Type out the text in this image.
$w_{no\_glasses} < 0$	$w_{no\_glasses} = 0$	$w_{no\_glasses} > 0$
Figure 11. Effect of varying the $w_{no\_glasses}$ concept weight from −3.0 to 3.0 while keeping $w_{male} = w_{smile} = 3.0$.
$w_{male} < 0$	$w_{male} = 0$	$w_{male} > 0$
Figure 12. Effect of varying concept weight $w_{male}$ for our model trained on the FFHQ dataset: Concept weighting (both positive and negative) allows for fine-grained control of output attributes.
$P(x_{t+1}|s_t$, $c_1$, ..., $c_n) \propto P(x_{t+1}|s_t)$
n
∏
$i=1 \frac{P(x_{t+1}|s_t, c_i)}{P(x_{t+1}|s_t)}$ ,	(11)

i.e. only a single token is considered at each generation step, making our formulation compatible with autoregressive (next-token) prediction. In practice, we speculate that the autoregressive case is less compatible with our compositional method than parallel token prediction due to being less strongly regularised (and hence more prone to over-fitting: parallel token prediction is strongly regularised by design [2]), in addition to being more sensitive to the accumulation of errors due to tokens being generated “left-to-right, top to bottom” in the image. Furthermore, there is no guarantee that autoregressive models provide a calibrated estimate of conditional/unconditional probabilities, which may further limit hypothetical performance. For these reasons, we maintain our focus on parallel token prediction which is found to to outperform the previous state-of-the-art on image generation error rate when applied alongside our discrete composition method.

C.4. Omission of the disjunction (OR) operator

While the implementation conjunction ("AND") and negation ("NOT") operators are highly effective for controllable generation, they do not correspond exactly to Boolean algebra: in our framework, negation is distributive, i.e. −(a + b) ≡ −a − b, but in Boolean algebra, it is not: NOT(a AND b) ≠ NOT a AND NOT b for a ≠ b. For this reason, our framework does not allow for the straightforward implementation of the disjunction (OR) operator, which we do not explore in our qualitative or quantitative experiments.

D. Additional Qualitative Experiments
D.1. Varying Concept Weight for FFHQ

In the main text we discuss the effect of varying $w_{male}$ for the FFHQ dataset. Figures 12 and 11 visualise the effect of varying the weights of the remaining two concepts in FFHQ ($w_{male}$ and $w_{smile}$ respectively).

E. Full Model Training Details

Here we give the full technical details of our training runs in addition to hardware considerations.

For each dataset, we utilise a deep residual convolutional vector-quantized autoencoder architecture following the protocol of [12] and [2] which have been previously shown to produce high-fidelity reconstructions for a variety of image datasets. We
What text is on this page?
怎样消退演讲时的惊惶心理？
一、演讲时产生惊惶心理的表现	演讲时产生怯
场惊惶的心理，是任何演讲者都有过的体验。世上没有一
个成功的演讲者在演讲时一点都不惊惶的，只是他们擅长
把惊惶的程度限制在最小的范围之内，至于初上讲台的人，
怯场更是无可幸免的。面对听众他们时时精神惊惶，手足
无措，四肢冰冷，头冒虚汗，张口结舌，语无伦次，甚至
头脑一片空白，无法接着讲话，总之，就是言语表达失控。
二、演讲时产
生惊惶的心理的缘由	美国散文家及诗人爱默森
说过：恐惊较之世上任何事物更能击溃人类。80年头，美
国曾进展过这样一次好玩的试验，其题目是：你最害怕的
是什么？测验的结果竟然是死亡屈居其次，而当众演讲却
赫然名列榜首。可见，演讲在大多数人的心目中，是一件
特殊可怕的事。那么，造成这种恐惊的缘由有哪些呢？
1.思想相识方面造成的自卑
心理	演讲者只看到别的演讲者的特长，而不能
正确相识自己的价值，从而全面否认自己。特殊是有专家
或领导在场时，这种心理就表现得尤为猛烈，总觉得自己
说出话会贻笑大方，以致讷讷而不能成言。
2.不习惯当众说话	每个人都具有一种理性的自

§ **Prompt**
Go through the listing above and restate it word for word.

§ **Response**
Type out the text in this image.
$w_{no\_glasses} < 0$	$w_{no\_glasses} = 0$	$w_{no\_glasses} > 0$
Figure 11. Effect of varying the $w_{no\_glasses}$ concept weight from −3.0 to 3.0 while keeping $w_{male} = w_{smile} = 3.0$.
$w_{male} < 0$	$w_{male} = 0$	$w_{male} > 0$
Figure 12. Effect of varying concept weight $w_{male}$ for our model trained on the FFHQ dataset: Concept weighting (both positive and negative) allows for fine-grained control of output attributes.
$P(x_{t+1}|s_t$, $c_1$, ..., $c_n) \propto P(x_{t+1}|s_t)$
n
∏
$i=1 \frac{P(x_{t+1}|s_t, c_i)}{P(x_{t+1}|s_t)}$ ,	(11)

i.e. only a single token is considered at each generation step, making our formulation compatible with autoregressive (next-token) prediction. In practice, we speculate that the autoregressive case is less compatible with our compositional method than parallel token prediction due to being less strongly regularised (and hence more prone to over-fitting: parallel token prediction is strongly regularised by design [2]), in addition to being more sensitive to the accumulation of errors due to tokens being generated “left-to-right, top to bottom” in the image. Furthermore, there is no guarantee that autoregressive models provide a calibrated estimate of conditional/unconditional probabilities, which may further limit hypothetical performance. For these reasons, we maintain our focus on parallel token prediction which is found to to outperform the previous state-of-the-art on image generation error rate when applied alongside our discrete composition method.

C.4. Omission of the disjunction (OR) operator

While the implementation conjunction ("AND") and negation ("NOT") operators are highly effective for controllable generation, they do not correspond exactly to Boolean algebra: in our framework, negation is distributive, i.e. −(a + b) ≡ −a − b, but in Boolean algebra, it is not: NOT(a AND b) ≠ NOT a AND NOT b for a ≠ b. For this reason, our framework does not allow for the straightforward implementation of the disjunction (OR) operator, which we do not explore in our qualitative or quantitative experiments.

D. Additional Qualitative Experiments
D.1. Varying Concept Weight for FFHQ

In the main text we discuss the effect of varying $w_{male}$ for the FFHQ dataset. Figures 12 and 11 visualise the effect of varying the weights of the remaining two concepts in FFHQ ($w_{male}$ and $w_{smile}$ respectively).

E. Full Model Training Details

Here we give the full technical details of our training runs in addition to hardware considerations.

For each dataset, we utilise a deep residual convolutional vector-quantized autoencoder architecture following the protocol of [12] and [2] which have been previously shown to produce high-fidelity reconstructions for a variety of image datasets. We
What text is on this page?
怎样消退演讲时的惊惶心理？
一、演讲时产生惊惶心理的表现	演讲时产生怯
场惊惶的心理，是任何演讲者都有过的体验。世上没有一
个成功的演讲者在演讲时一点都不惊惶的，只是他们擅长
把惊惶的程度限制在最小的范围之内，至于初上讲台的人，
怯场更是无可幸免的。面对听众他们时时精神惊惶，手足
无措，四肢冰冷，头冒虚汗，张口结舌，语无伦次，甚至
头脑一片空白，无法接着讲话，总之，就是言语表达失控。
二、演讲时产
生惊惶的心理的缘由	美国散文家及诗人爱默森
说过：恐惊较之世上任何事物更能击溃人类。80年头，美
国曾进展过这样一次好玩的试验，其题目是：你最害怕的
是什么？测验的结果竟然是死亡屈居其次，而当众演讲却
赫然名列榜首。可见，演讲在大多数人的心目中，是一件
特殊可怕的事。那么，造成这种恐惊的缘由有哪些呢？
1.思想相识方面造成的自卑
心理	演讲者只看到别的演讲者的特长，而不能
正确相识自己的价值，从而全面否认自己。特殊是有专家
或领导在场时，这种心理就表现得尤为猛烈，总觉得自己
说出话会贻笑大方，以致讷讷而不能成言。
2.不习惯当众说话	每个人都具有一种理性的自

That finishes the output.